Objective -
Where the word "type" occurs in a line, return that line.
━━━ Entries provided ━━━
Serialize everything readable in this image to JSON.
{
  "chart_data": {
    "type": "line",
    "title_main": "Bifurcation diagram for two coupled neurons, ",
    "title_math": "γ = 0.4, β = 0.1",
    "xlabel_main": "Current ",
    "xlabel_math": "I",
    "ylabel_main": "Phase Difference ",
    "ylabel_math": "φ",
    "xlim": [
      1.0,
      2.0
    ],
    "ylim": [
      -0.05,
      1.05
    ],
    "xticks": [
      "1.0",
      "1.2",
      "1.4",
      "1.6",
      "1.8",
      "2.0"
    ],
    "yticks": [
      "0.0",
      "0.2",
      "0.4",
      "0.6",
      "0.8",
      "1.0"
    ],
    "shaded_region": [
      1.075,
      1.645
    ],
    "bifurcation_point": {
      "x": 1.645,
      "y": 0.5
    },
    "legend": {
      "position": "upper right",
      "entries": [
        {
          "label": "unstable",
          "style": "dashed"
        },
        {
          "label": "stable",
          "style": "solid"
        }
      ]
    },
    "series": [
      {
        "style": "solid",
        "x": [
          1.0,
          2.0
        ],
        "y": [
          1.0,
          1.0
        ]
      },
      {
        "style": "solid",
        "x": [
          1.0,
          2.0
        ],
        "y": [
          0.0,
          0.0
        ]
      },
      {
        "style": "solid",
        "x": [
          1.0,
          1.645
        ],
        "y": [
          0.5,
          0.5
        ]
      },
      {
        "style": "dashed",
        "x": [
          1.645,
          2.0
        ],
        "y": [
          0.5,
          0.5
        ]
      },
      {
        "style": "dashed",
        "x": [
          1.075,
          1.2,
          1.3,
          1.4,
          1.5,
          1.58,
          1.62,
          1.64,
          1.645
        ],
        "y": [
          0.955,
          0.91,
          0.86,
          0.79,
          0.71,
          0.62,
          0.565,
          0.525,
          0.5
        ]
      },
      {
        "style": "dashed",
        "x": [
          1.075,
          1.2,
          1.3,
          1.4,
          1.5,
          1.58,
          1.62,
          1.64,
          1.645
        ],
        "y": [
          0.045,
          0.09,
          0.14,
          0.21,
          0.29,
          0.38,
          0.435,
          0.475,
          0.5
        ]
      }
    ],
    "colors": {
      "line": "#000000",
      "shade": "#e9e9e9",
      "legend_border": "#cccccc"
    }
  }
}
━━━
━━━ Entries provided ━━━
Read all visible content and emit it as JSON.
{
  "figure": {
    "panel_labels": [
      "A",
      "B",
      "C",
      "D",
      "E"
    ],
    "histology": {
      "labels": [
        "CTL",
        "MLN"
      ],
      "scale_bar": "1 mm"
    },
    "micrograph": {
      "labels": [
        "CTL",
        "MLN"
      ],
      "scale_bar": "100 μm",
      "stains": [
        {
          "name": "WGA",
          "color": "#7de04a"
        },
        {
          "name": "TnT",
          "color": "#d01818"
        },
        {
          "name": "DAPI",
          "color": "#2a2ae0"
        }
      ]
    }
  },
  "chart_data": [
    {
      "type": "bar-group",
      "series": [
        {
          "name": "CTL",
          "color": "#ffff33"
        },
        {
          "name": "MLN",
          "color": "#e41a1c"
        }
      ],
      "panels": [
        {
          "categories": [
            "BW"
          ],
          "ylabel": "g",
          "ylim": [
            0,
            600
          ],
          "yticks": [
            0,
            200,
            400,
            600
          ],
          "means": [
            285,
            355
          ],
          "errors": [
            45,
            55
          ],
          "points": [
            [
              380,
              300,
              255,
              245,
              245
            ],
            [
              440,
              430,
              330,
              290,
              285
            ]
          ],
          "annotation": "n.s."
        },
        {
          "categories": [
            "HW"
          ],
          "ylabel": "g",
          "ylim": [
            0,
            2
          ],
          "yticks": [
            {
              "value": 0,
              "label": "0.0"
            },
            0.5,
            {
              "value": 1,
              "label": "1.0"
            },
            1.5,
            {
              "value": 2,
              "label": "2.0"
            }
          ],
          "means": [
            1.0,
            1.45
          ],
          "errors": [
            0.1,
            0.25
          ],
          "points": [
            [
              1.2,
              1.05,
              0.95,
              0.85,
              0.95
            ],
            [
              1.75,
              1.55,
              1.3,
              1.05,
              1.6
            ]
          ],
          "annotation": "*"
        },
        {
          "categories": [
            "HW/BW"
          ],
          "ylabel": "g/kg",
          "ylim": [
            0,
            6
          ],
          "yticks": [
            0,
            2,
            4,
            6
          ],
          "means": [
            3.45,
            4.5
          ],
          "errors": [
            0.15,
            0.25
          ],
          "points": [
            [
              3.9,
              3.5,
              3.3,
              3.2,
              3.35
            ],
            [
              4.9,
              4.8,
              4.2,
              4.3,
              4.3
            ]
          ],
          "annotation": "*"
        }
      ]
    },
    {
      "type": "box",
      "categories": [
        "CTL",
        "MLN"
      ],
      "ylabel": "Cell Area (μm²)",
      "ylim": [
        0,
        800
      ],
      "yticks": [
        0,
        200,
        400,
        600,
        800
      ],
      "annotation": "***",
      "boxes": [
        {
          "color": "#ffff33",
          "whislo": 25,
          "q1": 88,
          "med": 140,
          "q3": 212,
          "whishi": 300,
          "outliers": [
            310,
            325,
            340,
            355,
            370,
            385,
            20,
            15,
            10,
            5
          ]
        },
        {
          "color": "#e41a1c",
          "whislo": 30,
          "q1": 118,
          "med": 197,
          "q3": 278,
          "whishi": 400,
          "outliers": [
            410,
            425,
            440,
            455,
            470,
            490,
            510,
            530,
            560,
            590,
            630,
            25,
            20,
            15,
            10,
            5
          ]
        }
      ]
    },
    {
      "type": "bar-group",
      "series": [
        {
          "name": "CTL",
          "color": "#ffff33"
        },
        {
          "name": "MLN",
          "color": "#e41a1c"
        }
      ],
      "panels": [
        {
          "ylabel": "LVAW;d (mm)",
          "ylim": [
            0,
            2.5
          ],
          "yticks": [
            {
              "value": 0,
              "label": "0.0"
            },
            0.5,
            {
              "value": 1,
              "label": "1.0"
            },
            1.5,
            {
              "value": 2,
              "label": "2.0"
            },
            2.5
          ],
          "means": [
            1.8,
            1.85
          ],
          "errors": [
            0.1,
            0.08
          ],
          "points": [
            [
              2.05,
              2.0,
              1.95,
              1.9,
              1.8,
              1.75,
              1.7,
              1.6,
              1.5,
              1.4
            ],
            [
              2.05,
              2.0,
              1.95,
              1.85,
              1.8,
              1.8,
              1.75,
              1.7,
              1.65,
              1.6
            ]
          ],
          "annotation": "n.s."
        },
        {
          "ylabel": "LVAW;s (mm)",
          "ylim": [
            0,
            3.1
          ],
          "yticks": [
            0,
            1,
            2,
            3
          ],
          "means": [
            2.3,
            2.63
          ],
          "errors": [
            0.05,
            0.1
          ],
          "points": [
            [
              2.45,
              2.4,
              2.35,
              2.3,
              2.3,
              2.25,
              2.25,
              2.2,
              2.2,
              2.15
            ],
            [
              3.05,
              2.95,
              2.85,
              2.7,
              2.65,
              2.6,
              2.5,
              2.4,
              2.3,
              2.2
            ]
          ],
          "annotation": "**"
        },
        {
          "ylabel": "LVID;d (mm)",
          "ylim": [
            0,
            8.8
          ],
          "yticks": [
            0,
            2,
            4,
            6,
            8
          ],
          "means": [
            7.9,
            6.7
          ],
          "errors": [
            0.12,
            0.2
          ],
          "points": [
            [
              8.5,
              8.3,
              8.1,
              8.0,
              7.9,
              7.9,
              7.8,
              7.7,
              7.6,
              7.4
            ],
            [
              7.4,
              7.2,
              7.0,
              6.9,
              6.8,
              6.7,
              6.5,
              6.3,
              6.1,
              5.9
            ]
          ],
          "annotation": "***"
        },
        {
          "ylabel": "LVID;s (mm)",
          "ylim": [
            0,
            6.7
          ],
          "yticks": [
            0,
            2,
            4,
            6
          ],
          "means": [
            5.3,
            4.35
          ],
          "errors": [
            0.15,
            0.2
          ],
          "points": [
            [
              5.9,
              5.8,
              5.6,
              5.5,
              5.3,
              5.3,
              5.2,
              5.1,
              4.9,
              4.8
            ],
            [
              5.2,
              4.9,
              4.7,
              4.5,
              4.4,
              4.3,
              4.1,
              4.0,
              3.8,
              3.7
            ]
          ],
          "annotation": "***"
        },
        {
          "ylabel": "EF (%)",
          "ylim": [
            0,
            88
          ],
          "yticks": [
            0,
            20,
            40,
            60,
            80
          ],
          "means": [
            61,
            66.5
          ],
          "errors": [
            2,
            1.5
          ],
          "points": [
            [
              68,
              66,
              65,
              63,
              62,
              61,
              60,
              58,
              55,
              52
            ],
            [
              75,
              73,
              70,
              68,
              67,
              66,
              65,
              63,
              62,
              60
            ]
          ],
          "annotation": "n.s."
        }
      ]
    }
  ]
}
━━━
Task solution -
    "type": "line",
      "type": "bar-group",
      "type": "box",
      "type": "bar-group",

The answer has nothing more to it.